[Dataset records]
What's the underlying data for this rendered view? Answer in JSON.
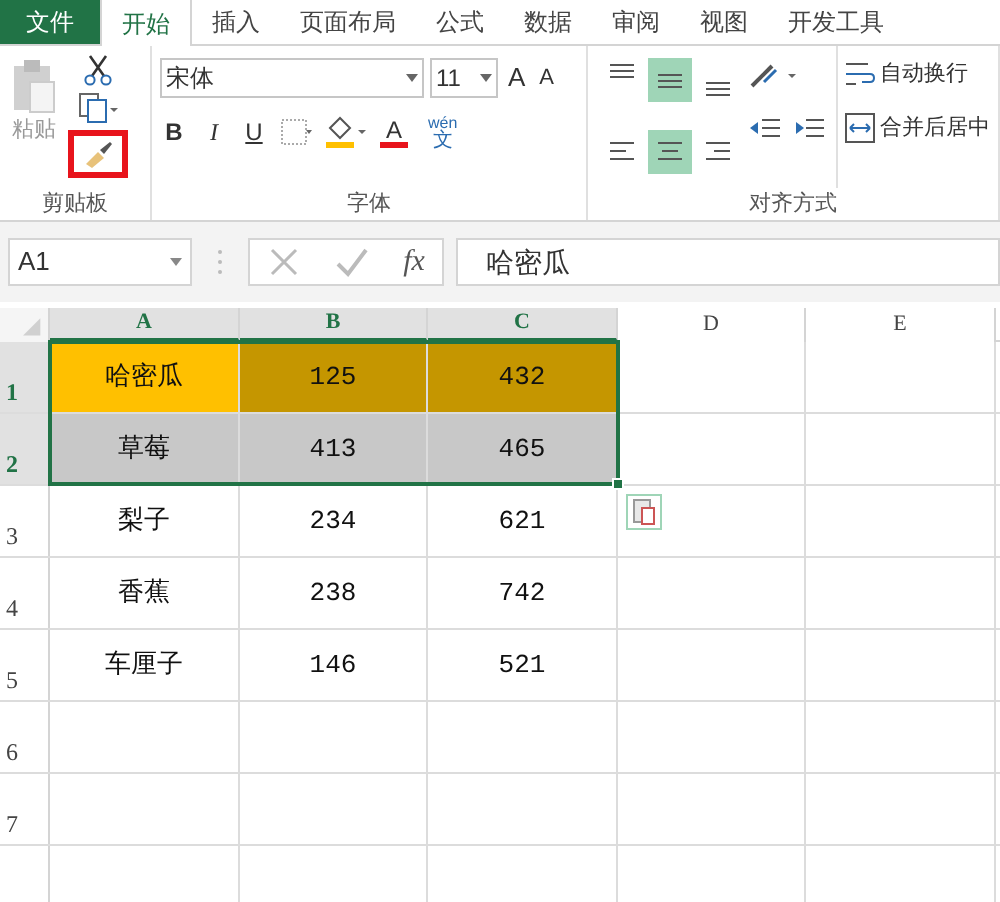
{
  "tabs": [
    {
      "label": "文件",
      "kind": "file",
      "selected": false
    },
    {
      "label": "开始",
      "kind": "tab",
      "selected": true
    },
    {
      "label": "插入",
      "kind": "tab",
      "selected": false
    },
    {
      "label": "页面布局",
      "kind": "tab",
      "selected": false
    },
    {
      "label": "公式",
      "kind": "tab",
      "selected": false
    },
    {
      "label": "数据",
      "kind": "tab",
      "selected": false
    },
    {
      "label": "审阅",
      "kind": "tab",
      "selected": false
    },
    {
      "label": "视图",
      "kind": "tab",
      "selected": false
    },
    {
      "label": "开发工具",
      "kind": "tab",
      "selected": false
    }
  ],
  "ribbon": {
    "clipboard": {
      "paste_label": "粘贴",
      "format_painter_highlighted": true,
      "group_label": "剪贴板"
    },
    "font": {
      "font_name": "宋体",
      "font_size": "11",
      "grow_glyph": "A",
      "shrink_glyph": "A",
      "bold": "B",
      "italic": "I",
      "underline": "U",
      "font_color_glyph": "A",
      "phonetic_top": "wén",
      "phonetic_bottom": "文",
      "group_label": "字体"
    },
    "alignment": {
      "buttons": [
        {
          "kind": "top",
          "selected": false
        },
        {
          "kind": "middle",
          "selected": true
        },
        {
          "kind": "bottom",
          "selected": false
        },
        {
          "kind": "left",
          "selected": false
        },
        {
          "kind": "center",
          "selected": true
        },
        {
          "kind": "right",
          "selected": false
        }
      ],
      "wrap_text": "自动换行",
      "merge_center": "合并后居中",
      "group_label": "对齐方式"
    }
  },
  "formula_bar": {
    "name_box": "A1",
    "fx": "fx",
    "value": "哈密瓜"
  },
  "sheet": {
    "columns": [
      {
        "label": "A",
        "selected": true
      },
      {
        "label": "B",
        "selected": true
      },
      {
        "label": "C",
        "selected": true
      },
      {
        "label": "D",
        "selected": false
      },
      {
        "label": "E",
        "selected": false
      }
    ],
    "rows": [
      {
        "label": "1",
        "selected": true,
        "cells": [
          {
            "text": "哈密瓜",
            "color": "#ffc000"
          },
          {
            "text": "125",
            "color": "#c59600"
          },
          {
            "text": "432",
            "color": "#c59600"
          }
        ]
      },
      {
        "label": "2",
        "selected": true,
        "cells": [
          {
            "text": "草莓",
            "color": "#c8c8c8"
          },
          {
            "text": "413",
            "color": "#c8c8c8"
          },
          {
            "text": "465",
            "color": "#c8c8c8"
          }
        ]
      },
      {
        "label": "3",
        "selected": false,
        "cells": [
          {
            "text": "梨子"
          },
          {
            "text": "234"
          },
          {
            "text": "621"
          }
        ]
      },
      {
        "label": "4",
        "selected": false,
        "cells": [
          {
            "text": "香蕉"
          },
          {
            "text": "238"
          },
          {
            "text": "742"
          }
        ]
      },
      {
        "label": "5",
        "selected": false,
        "cells": [
          {
            "text": "车厘子"
          },
          {
            "text": "146"
          },
          {
            "text": "521"
          }
        ]
      },
      {
        "label": "6",
        "selected": false
      },
      {
        "label": "7",
        "selected": false
      }
    ]
  }
}
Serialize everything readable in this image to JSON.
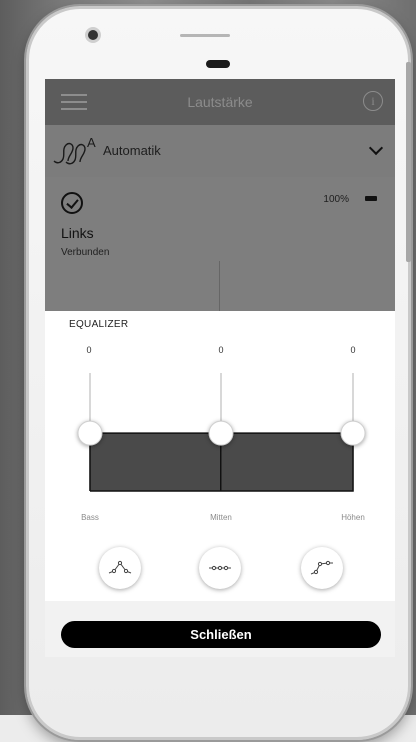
{
  "header": {
    "title": "Lautstärke",
    "menu_icon": "menu-icon",
    "info_icon": "info-icon",
    "info_glyph": "i"
  },
  "program": {
    "icon": "hearing-aid-automatic-icon",
    "badge": "A",
    "label": "Automatik"
  },
  "device": {
    "side": "Links",
    "status": "Verbunden",
    "battery": "100%",
    "battery_level": 1.0
  },
  "equalizer": {
    "title": "EQUALIZER",
    "bands": [
      {
        "label": "Bass",
        "gain": "0",
        "level": 0.5
      },
      {
        "label": "Mitten",
        "gain": "0",
        "level": 0.5
      },
      {
        "label": "Höhen",
        "gain": "0",
        "level": 0.5
      }
    ],
    "presets": [
      "preset-peak-icon",
      "preset-flat-icon",
      "preset-rising-icon"
    ]
  },
  "footer": {
    "close_label": "Schließen"
  },
  "colors": {
    "topbar": "#5c5c5c",
    "status_panel": "#7e7e7e",
    "eq_fill": "#4a4a4a",
    "button": "#000000"
  }
}
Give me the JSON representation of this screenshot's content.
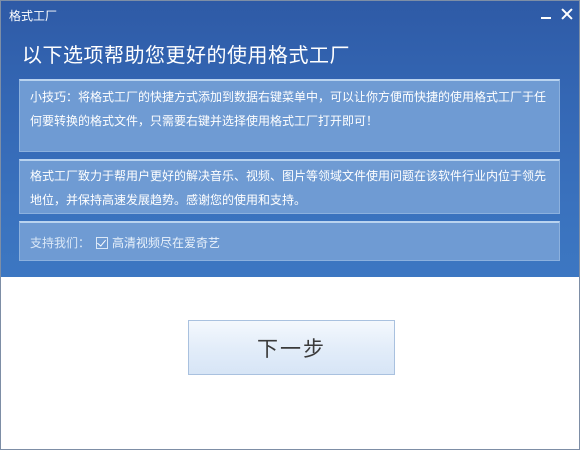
{
  "window": {
    "title": "格式工厂"
  },
  "header": {
    "headline": "以下选项帮助您更好的使用格式工厂"
  },
  "tip": {
    "text": "小技巧：将格式工厂的快捷方式添加到数据右键菜单中，可以让你方便而快捷的使用格式工厂于任何要转换的格式文件，只需要右键并选择使用格式工厂打开即可！"
  },
  "about": {
    "text": "格式工厂致力于帮用户更好的解决音乐、视频、图片等领域文件使用问题在该软件行业内位于领先地位，并保持高速发展趋势。感谢您的使用和支持。"
  },
  "support": {
    "label": "支持我们：",
    "checkbox_checked": true,
    "option_label": "高清视频尽在爱奇艺"
  },
  "buttons": {
    "next_label": "下一步"
  },
  "icons": {
    "minimize": "minimize-icon",
    "close": "close-icon",
    "checkbox": "checkbox-icon"
  },
  "colors": {
    "header_blue": "#3467b4",
    "panel_blue": "#6f9bd3",
    "button_face": "#e3edf9"
  }
}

* THE REQUEST
Omit every picture, then repeat the remaining data exactly as it appears above.

* ANSWER TO THIS TASK
What's the underlying data for this rendered view? Answer in JSON.
{
  "tabs": [
    {
      "label": "文件",
      "kind": "file",
      "selected": false
    },
    {
      "label": "开始",
      "kind": "tab",
      "selected": true
    },
    {
      "label": "插入",
      "kind": "tab",
      "selected": false
    },
    {
      "label": "页面布局",
      "kind": "tab",
      "selected": false
    },
    {
      "label": "公式",
      "kind": "tab",
      "selected": false
    },
    {
      "label": "数据",
      "kind": "tab",
      "selected": false
    },
    {
      "label": "审阅",
      "kind": "tab",
      "selected": false
    },
    {
      "label": "视图",
      "kind": "tab",
      "selected": false
    },
    {
      "label": "开发工具",
      "kind": "tab",
      "selected": false
    }
  ],
  "ribbon": {
    "clipboard": {
      "paste_label": "粘贴",
      "format_painter_highlighted": true,
      "group_label": "剪贴板"
    },
    "font": {
      "font_name": "宋体",
      "font_size": "11",
      "grow_glyph": "A",
      "shrink_glyph": "A",
      "bold": "B",
      "italic": "I",
      "underline": "U",
      "font_color_glyph": "A",
      "phonetic_top": "wén",
      "phonetic_bottom": "文",
      "group_label": "字体"
    },
    "alignment": {
      "buttons": [
        {
          "kind": "top",
          "selected": false
        },
        {
          "kind": "middle",
          "selected": true
        },
        {
          "kind": "bottom",
          "selected": false
        },
        {
          "kind": "left",
          "selected": false
        },
        {
          "kind": "center",
          "selected": true
        },
        {
          "kind": "right",
          "selected": false
        }
      ],
      "wrap_text": "自动换行",
      "merge_center": "合并后居中",
      "group_label": "对齐方式"
    }
  },
  "formula_bar": {
    "name_box": "A1",
    "fx": "fx",
    "value": "哈密瓜"
  },
  "sheet": {
    "columns": [
      {
        "label": "A",
        "selected": true
      },
      {
        "label": "B",
        "selected": true
      },
      {
        "label": "C",
        "selected": true
      },
      {
        "label": "D",
        "selected": false
      },
      {
        "label": "E",
        "selected": false
      }
    ],
    "rows": [
      {
        "label": "1",
        "selected": true,
        "cells": [
          {
            "text": "哈密瓜",
            "color": "#ffc000"
          },
          {
            "text": "125",
            "color": "#c59600"
          },
          {
            "text": "432",
            "color": "#c59600"
          }
        ]
      },
      {
        "label": "2",
        "selected": true,
        "cells": [
          {
            "text": "草莓",
            "color": "#c8c8c8"
          },
          {
            "text": "413",
            "color": "#c8c8c8"
          },
          {
            "text": "465",
            "color": "#c8c8c8"
          }
        ]
      },
      {
        "label": "3",
        "selected": false,
        "cells": [
          {
            "text": "梨子"
          },
          {
            "text": "234"
          },
          {
            "text": "621"
          }
        ]
      },
      {
        "label": "4",
        "selected": false,
        "cells": [
          {
            "text": "香蕉"
          },
          {
            "text": "238"
          },
          {
            "text": "742"
          }
        ]
      },
      {
        "label": "5",
        "selected": false,
        "cells": [
          {
            "text": "车厘子"
          },
          {
            "text": "146"
          },
          {
            "text": "521"
          }
        ]
      },
      {
        "label": "6",
        "selected": false
      },
      {
        "label": "7",
        "selected": false
      }
    ]
  }
}
Serialize everything readable in this image to JSON.
{
  "header": {
    "title": "Lautstärke",
    "menu_icon": "menu-icon",
    "info_icon": "info-icon",
    "info_glyph": "i"
  },
  "program": {
    "icon": "hearing-aid-automatic-icon",
    "badge": "A",
    "label": "Automatik"
  },
  "device": {
    "side": "Links",
    "status": "Verbunden",
    "battery": "100%",
    "battery_level": 1.0
  },
  "equalizer": {
    "title": "EQUALIZER",
    "bands": [
      {
        "label": "Bass",
        "gain": "0",
        "level": 0.5
      },
      {
        "label": "Mitten",
        "gain": "0",
        "level": 0.5
      },
      {
        "label": "Höhen",
        "gain": "0",
        "level": 0.5
      }
    ],
    "presets": [
      "preset-peak-icon",
      "preset-flat-icon",
      "preset-rising-icon"
    ]
  },
  "footer": {
    "close_label": "Schließen"
  },
  "colors": {
    "topbar": "#5c5c5c",
    "status_panel": "#7e7e7e",
    "eq_fill": "#4a4a4a",
    "button": "#000000"
  }
}
Give me the JSON representation of this screenshot's content.
{
  "window": {
    "title": "格式工厂"
  },
  "header": {
    "headline": "以下选项帮助您更好的使用格式工厂"
  },
  "tip": {
    "text": "小技巧：将格式工厂的快捷方式添加到数据右键菜单中，可以让你方便而快捷的使用格式工厂于任何要转换的格式文件，只需要右键并选择使用格式工厂打开即可！"
  },
  "about": {
    "text": "格式工厂致力于帮用户更好的解决音乐、视频、图片等领域文件使用问题在该软件行业内位于领先地位，并保持高速发展趋势。感谢您的使用和支持。"
  },
  "support": {
    "label": "支持我们：",
    "checkbox_checked": true,
    "option_label": "高清视频尽在爱奇艺"
  },
  "buttons": {
    "next_label": "下一步"
  },
  "icons": {
    "minimize": "minimize-icon",
    "close": "close-icon",
    "checkbox": "checkbox-icon"
  },
  "colors": {
    "header_blue": "#3467b4",
    "panel_blue": "#6f9bd3",
    "button_face": "#e3edf9"
  }
}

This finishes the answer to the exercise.